▶ Exercise details:
Output the data below in full, character for character.

(Dataset records)
________________

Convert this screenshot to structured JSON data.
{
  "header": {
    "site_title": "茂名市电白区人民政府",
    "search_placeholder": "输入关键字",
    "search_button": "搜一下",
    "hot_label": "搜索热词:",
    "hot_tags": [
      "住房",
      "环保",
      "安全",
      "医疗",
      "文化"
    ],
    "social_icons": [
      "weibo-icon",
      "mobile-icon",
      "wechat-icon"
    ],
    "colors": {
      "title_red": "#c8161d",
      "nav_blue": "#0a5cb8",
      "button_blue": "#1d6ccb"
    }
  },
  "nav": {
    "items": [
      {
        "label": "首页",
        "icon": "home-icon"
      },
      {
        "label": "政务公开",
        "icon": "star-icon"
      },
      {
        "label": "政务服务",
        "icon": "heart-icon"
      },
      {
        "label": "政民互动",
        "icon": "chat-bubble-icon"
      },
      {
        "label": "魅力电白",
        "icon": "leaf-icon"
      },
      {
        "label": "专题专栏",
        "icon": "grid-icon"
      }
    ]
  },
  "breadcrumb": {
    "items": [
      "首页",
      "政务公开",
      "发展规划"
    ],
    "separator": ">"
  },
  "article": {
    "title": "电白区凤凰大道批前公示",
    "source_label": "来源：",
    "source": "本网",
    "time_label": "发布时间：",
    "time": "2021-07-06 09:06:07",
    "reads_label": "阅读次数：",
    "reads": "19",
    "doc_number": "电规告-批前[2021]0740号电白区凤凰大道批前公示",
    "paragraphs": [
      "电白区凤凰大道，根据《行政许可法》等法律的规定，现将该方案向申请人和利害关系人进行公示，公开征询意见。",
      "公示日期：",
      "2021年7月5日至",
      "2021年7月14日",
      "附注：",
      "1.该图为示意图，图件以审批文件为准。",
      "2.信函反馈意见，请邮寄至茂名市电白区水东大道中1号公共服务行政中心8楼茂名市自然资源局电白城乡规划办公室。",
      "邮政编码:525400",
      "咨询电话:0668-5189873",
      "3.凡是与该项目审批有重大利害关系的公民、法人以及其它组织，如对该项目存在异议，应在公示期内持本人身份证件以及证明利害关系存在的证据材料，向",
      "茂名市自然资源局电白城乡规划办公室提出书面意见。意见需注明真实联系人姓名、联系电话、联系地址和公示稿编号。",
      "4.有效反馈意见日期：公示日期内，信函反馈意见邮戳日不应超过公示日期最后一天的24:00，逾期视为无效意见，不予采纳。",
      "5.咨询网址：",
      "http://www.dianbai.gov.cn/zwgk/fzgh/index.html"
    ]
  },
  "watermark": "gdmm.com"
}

________________

▶ Reply to the task:
Convert this screenshot to structured JSON data.
{
  "header": {
    "site_title": "茂名市电白区人民政府",
    "search_placeholder": "输入关键字",
    "search_button": "搜一下",
    "hot_label": "搜索热词:",
    "hot_tags": [
      "住房",
      "环保",
      "安全",
      "医疗",
      "文化"
    ],
    "social_icons": [
      "weibo-icon",
      "mobile-icon",
      "wechat-icon"
    ],
    "colors": {
      "title_red": "#c8161d",
      "nav_blue": "#0a5cb8",
      "button_blue": "#1d6ccb"
    }
  },
  "nav": {
    "items": [
      {
        "label": "首页",
        "icon": "home-icon"
      },
      {
        "label": "政务公开",
        "icon": "star-icon"
      },
      {
        "label": "政务服务",
        "icon": "heart-icon"
      },
      {
        "label": "政民互动",
        "icon": "chat-bubble-icon"
      },
      {
        "label": "魅力电白",
        "icon": "leaf-icon"
      },
      {
        "label": "专题专栏",
        "icon": "grid-icon"
      }
    ]
  },
  "breadcrumb": {
    "items": [
      "首页",
      "政务公开",
      "发展规划"
    ],
    "separator": ">"
  },
  "article": {
    "title": "电白区凤凰大道批前公示",
    "source_label": "来源：",
    "source": "本网",
    "time_label": "发布时间：",
    "time": "2021-07-06 09:06:07",
    "reads_label": "阅读次数：",
    "reads": "19",
    "doc_number": "电规告-批前[2021]0740号电白区凤凰大道批前公示",
    "paragraphs": [
      "电白区凤凰大道，根据《行政许可法》等法律的规定，现将该方案向申请人和利害关系人进行公示，公开征询意见。",
      "公示日期：",
      "2021年7月5日至",
      "2021年7月14日",
      "附注：",
      "1.该图为示意图，图件以审批文件为准。",
      "2.信函反馈意见，请邮寄至茂名市电白区水东大道中1号公共服务行政中心8楼茂名市自然资源局电白城乡规划办公室。",
      "邮政编码:525400",
      "咨询电话:0668-5189873",
      "3.凡是与该项目审批有重大利害关系的公民、法人以及其它组织，如对该项目存在异议，应在公示期内持本人身份证件以及证明利害关系存在的证据材料，向",
      "茂名市自然资源局电白城乡规划办公室提出书面意见。意见需注明真实联系人姓名、联系电话、联系地址和公示稿编号。",
      "4.有效反馈意见日期：公示日期内，信函反馈意见邮戳日不应超过公示日期最后一天的24:00，逾期视为无效意见，不予采纳。",
      "5.咨询网址：",
      "http://www.dianbai.gov.cn/zwgk/fzgh/index.html"
    ]
  },
  "watermark": "gdmm.com"
}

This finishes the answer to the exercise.